-- begin Exercise inputs --

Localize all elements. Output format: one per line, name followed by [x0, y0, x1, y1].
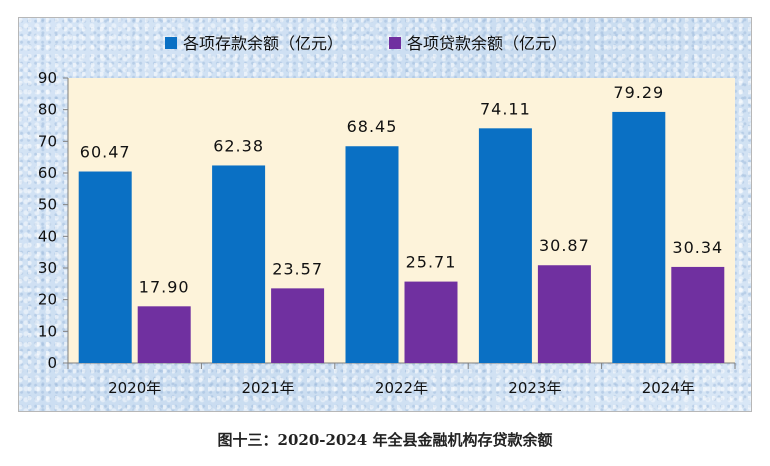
- bar-series-1: [612, 111, 666, 363]
- y-tick-label: 50: [38, 196, 57, 214]
- data-label: 62.38: [213, 136, 264, 155]
- x-tick-label: 2023年: [508, 379, 561, 397]
- data-label: 68.45: [347, 117, 398, 136]
- legend-label: 各项贷款余额（亿元）: [407, 34, 567, 53]
- data-label: 79.29: [613, 83, 664, 102]
- data-label: 17.90: [139, 277, 190, 296]
- data-label: 60.47: [80, 143, 131, 162]
- bar-series-2: [404, 281, 458, 363]
- y-tick-label: 0: [47, 354, 57, 372]
- data-label: 25.71: [406, 253, 457, 272]
- data-label: 30.87: [539, 236, 590, 255]
- data-label: 30.34: [672, 238, 723, 257]
- legend-label: 各项存款余额（亿元）: [183, 34, 343, 53]
- data-label: 74.11: [480, 99, 531, 118]
- x-tick-label: 2021年: [242, 379, 295, 397]
- bar-series-2: [537, 265, 591, 363]
- y-tick-label: 90: [38, 69, 57, 87]
- bar-series-1: [345, 146, 399, 363]
- bar-series-2: [137, 306, 191, 363]
- bar-series-1: [212, 165, 266, 363]
- y-tick-label: 60: [38, 164, 57, 182]
- y-tick-label: 80: [38, 101, 57, 119]
- legend-swatch: [165, 37, 177, 49]
- y-tick-label: 30: [38, 259, 57, 277]
- bar-series-1: [478, 128, 532, 363]
- figure-caption: 图十三：2020-2024 年全县金融机构存贷款余额: [217, 431, 553, 449]
- legend-swatch: [389, 37, 401, 49]
- bar-series-2: [671, 266, 725, 363]
- y-tick-label: 40: [38, 227, 57, 245]
- x-tick-label: 2020年: [108, 379, 161, 397]
- bar-series-1: [78, 171, 132, 363]
- data-label: 23.57: [272, 259, 323, 278]
- x-tick-label: 2022年: [375, 379, 428, 397]
- y-tick-label: 20: [38, 291, 57, 309]
- bar-series-2: [271, 288, 325, 363]
- y-tick-label: 10: [38, 322, 57, 340]
- y-tick-label: 70: [38, 132, 57, 150]
- x-tick-label: 2024年: [642, 379, 695, 397]
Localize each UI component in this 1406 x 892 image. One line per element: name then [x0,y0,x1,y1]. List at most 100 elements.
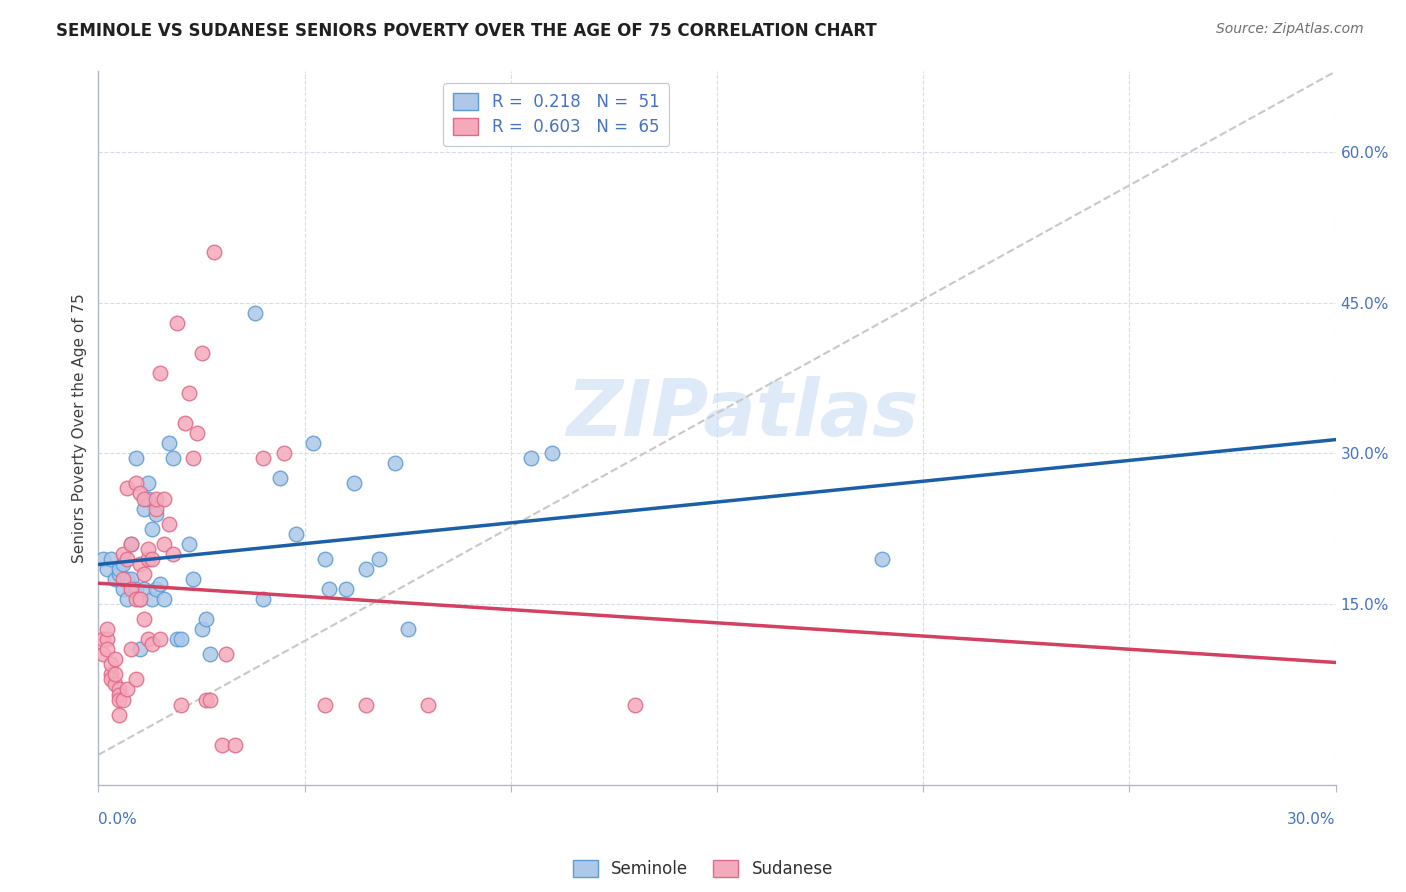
Point [132,612,155,626]
Point [108,688,131,702]
Point [141,637,163,651]
Point [117,572,139,586]
Point [356,698,378,712]
Point [170,698,193,712]
Point [198,692,221,706]
Point [252,592,274,607]
Point [194,612,217,626]
Point [141,522,163,536]
Text: Source: ZipAtlas.com: Source: ZipAtlas.com [1216,22,1364,37]
Point [194,692,217,706]
Point [273,446,295,460]
Point [132,566,155,581]
Point [367,551,389,566]
Point [96,562,118,576]
Point [136,541,159,556]
Point [91,632,114,647]
Point [153,537,176,551]
Point [112,572,135,586]
Point [132,582,155,596]
Point [190,345,212,359]
Point [124,582,146,596]
Point [112,692,135,706]
Point [124,592,146,607]
Point [117,551,139,566]
Point [170,632,193,647]
Point [356,562,378,576]
Point [318,582,340,596]
Point [141,592,163,607]
Point [141,551,163,566]
Point [243,305,266,319]
Point [174,416,197,430]
Point [136,491,159,506]
Point [128,642,150,657]
Point [314,551,336,566]
Point [285,526,308,541]
Text: ZIPatlas: ZIPatlas [565,376,918,452]
Point [120,537,142,551]
Point [149,577,172,591]
Point [396,622,419,636]
Y-axis label: Seniors Poverty Over the Age of 75: Seniors Poverty Over the Age of 75 [72,293,87,563]
Point [120,572,142,586]
Point [541,446,564,460]
Point [166,316,188,330]
Point [145,501,167,516]
Point [179,537,201,551]
Point [124,476,146,491]
Point [132,491,155,506]
Point [128,557,150,571]
Point [181,451,204,466]
Point [145,582,167,596]
Point [157,436,180,450]
Point [104,652,127,666]
Point [120,642,142,657]
Point [112,582,135,596]
Point [149,366,172,380]
Point [108,562,131,576]
Point [104,667,127,681]
Point [149,632,172,647]
Point [96,622,118,636]
Point [124,673,146,687]
Point [128,592,150,607]
Point [136,632,159,647]
Point [104,677,127,691]
Point [314,698,336,712]
Point [384,456,406,470]
Point [166,632,188,647]
Point [335,582,357,596]
Legend: Seminole, Sudanese: Seminole, Sudanese [567,853,839,884]
Point [190,622,212,636]
Point [202,245,225,260]
Text: SEMINOLE VS SUDANESE SENIORS POVERTY OVER THE AGE OF 75 CORRELATION CHART: SEMINOLE VS SUDANESE SENIORS POVERTY OVE… [56,22,877,40]
Point [108,682,131,697]
Point [198,648,221,662]
Point [153,592,176,607]
Text: 0.0%: 0.0% [98,812,138,827]
Point [162,547,184,561]
Point [302,436,325,450]
Point [100,551,122,566]
Point [145,507,167,521]
Point [269,471,291,485]
Point [418,698,440,712]
Point [136,551,159,566]
Point [145,491,167,506]
Point [179,386,201,401]
Point [91,648,114,662]
Point [108,566,131,581]
Point [124,451,146,466]
Point [157,516,180,531]
Point [153,491,176,506]
Point [186,426,208,441]
Point [104,572,127,586]
Point [520,451,543,466]
Point [162,451,184,466]
Point [120,582,142,596]
Point [100,667,122,681]
Text: 30.0%: 30.0% [1288,812,1336,827]
Point [211,738,233,752]
Point [215,648,238,662]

-- end Exercise inputs --

| Work required |
Convert every line of the material above into a JSON list of strings, one string per line, skipping blank lines and leaving out the pictures.

| Expected output |
[
  "Localize all elements. Output format: one per line, name followed by [x0, y0, x1, y1].",
  "- bar-series-1: [612, 111, 666, 363]",
  "- y-tick-label: 50: [38, 196, 57, 214]",
  "- data-label: 62.38: [213, 136, 264, 155]",
  "- x-tick-label: 2023年: [508, 379, 561, 397]",
  "- data-label: 68.45: [347, 117, 398, 136]",
  "- legend-label: 各项贷款余额（亿元）: [407, 34, 567, 53]",
  "- data-label: 79.29: [613, 83, 664, 102]",
  "- data-label: 17.90: [139, 277, 190, 296]",
  "- data-label: 60.47: [80, 143, 131, 162]",
  "- bar-series-2: [404, 281, 458, 363]",
  "- y-tick-label: 0: [47, 354, 57, 372]",
  "- data-label: 25.71: [406, 253, 457, 272]",
  "- data-label: 30.87: [539, 236, 590, 255]",
  "- data-label: 30.34: [672, 238, 723, 257]",
  "- legend-label: 各项存款余额（亿元）: [183, 34, 343, 53]",
  "- data-label: 74.11: [480, 99, 531, 118]",
  "- x-tick-label: 2021年: [242, 379, 295, 397]",
  "- bar-series-2: [537, 265, 591, 363]",
  "- y-tick-label: 90: [38, 69, 57, 87]",
  "- bar-series-1: [345, 146, 399, 363]",
  "- bar-series-2: [137, 306, 191, 363]",
  "- bar-series-1: [212, 165, 266, 363]",
  "- y-tick-label: 60: [38, 164, 57, 182]",
  "- y-tick-label: 80: [38, 101, 57, 119]",
  "- legend-swatch: [165, 37, 177, 49]",
  "- y-tick-label: 30: [38, 259, 57, 277]",
  "- bar-series-1: [478, 128, 532, 363]",
  "- figure-caption: 图十三：2020-2024 年全县金融机构存贷款余额: [217, 431, 553, 449]",
  "- legend-swatch: [389, 37, 401, 49]",
  "- bar-series-2: [671, 266, 725, 363]",
  "- y-tick-label: 40: [38, 227, 57, 245]",
  "- x-tick-label: 2020年: [108, 379, 161, 397]",
  "- bar-series-1: [78, 171, 132, 363]",
  "- data-label: 23.57: [272, 259, 323, 278]",
  "- x-tick-label: 2022年: [375, 379, 428, 397]",
  "- y-tick-label: 20: [38, 291, 57, 309]",
  "- bar-series-2: [271, 288, 325, 363]",
  "- y-tick-label: 10: [38, 322, 57, 340]",
  "- y-tick-label: 70: [38, 132, 57, 150]",
  "- x-tick-label: 2024年: [642, 379, 695, 397]",
  "Localize each UI component in this 1406 x 892 image. One line per element: name then [x0,y0,x1,y1]. List at most 100 elements.",
  "Point [132,612,155,626]",
  "Point [108,688,131,702]",
  "Point [141,637,163,651]",
  "Point [117,572,139,586]",
  "Point [356,698,378,712]",
  "Point [170,698,193,712]",
  "Point [198,692,221,706]",
  "Point [252,592,274,607]",
  "Point [194,612,217,626]",
  "Point [141,522,163,536]",
  "Text: Source: ZipAtlas.com: Source: ZipAtlas.com [1216,22,1364,37]",
  "Point [194,692,217,706]",
  "Point [273,446,295,460]",
  "Point [132,566,155,581]",
  "Point [367,551,389,566]",
  "Point [96,562,118,576]",
  "Point [136,541,159,556]",
  "Point [91,632,114,647]",
  "Point [153,537,176,551]",
  "Point [112,572,135,586]",
  "Point [132,582,155,596]",
  "Point [190,345,212,359]",
  "Point [124,582,146,596]",
  "Point [112,692,135,706]",
  "Point [124,592,146,607]",
  "Point [117,551,139,566]",
  "Point [170,632,193,647]",
  "Point [356,562,378,576]",
  "Point [318,582,340,596]",
  "Point [141,592,163,607]",
  "Point [141,551,163,566]",
  "Point [243,305,266,319]",
  "Point [174,416,197,430]",
  "Point [136,491,159,506]",
  "Point [128,642,150,657]",
  "Point [314,551,336,566]",
  "Point [285,526,308,541]",
  "Text: ZIPatlas: ZIPatlas [565,376,918,452]",
  "Point [120,537,142,551]",
  "Point [149,577,172,591]",
  "Point [396,622,419,636]",
  "Y-axis label: Seniors Poverty Over the Age of 75: Seniors Poverty Over the Age of 75 [72,293,87,563]",
  "Point [120,572,142,586]",
  "Point [541,446,564,460]",
  "Point [166,316,188,330]",
  "Point [145,501,167,516]",
  "Point [179,537,201,551]",
  "Point [124,476,146,491]",
  "Point [132,491,155,506]",
  "Point [128,557,150,571]",
  "Point [181,451,204,466]",
  "Point [145,582,167,596]",
  "Point [157,436,180,450]",
  "Point [104,652,127,666]",
  "Point [120,642,142,657]",
  "Point [112,582,135,596]",
  "Point [149,366,172,380]",
  "Point [108,562,131,576]",
  "Point [104,667,127,681]",
  "Point [149,632,172,647]",
  "Point [96,622,118,636]",
  "Point [124,673,146,687]",
  "Point [128,592,150,607]",
  "Point [136,632,159,647]",
  "Point [104,677,127,691]",
  "Point [314,698,336,712]",
  "Point [384,456,406,470]",
  "Point [166,632,188,647]",
  "Point [335,582,357,596]",
  "Legend: Seminole, Sudanese: Seminole, Sudanese [567,853,839,884]",
  "Point [190,622,212,636]",
  "Point [202,245,225,260]",
  "Text: SEMINOLE VS SUDANESE SENIORS POVERTY OVER THE AGE OF 75 CORRELATION CHART: SEMINOLE VS SUDANESE SENIORS POVERTY OVE… [56,22,877,40]",
  "Point [108,682,131,697]",
  "Point [198,648,221,662]",
  "Point [153,592,176,607]",
  "Text: 0.0%: 0.0% [98,812,138,827]",
  "Point [162,547,184,561]",
  "Point [302,436,325,450]",
  "Point [100,551,122,566]",
  "Point [145,507,167,521]",
  "Point [269,471,291,485]",
  "Point [418,698,440,712]",
  "Point [136,551,159,566]",
  "Point [145,491,167,506]",
  "Point [179,386,201,401]",
  "Point [91,648,114,662]",
  "Point [108,566,131,581]",
  "Point [124,451,146,466]",
  "Point [157,516,180,531]",
  "Point [153,491,176,506]",
  "Point [186,426,208,441]",
  "Point [104,572,127,586]",
  "Point [520,451,543,466]",
  "Point [162,451,184,466]",
  "Point [120,582,142,596]",
  "Point [100,667,122,681]",
  "Text: 30.0%: 30.0% [1288,812,1336,827]",
  "Point [211,738,233,752]",
  "Point [215,648,238,662]"
]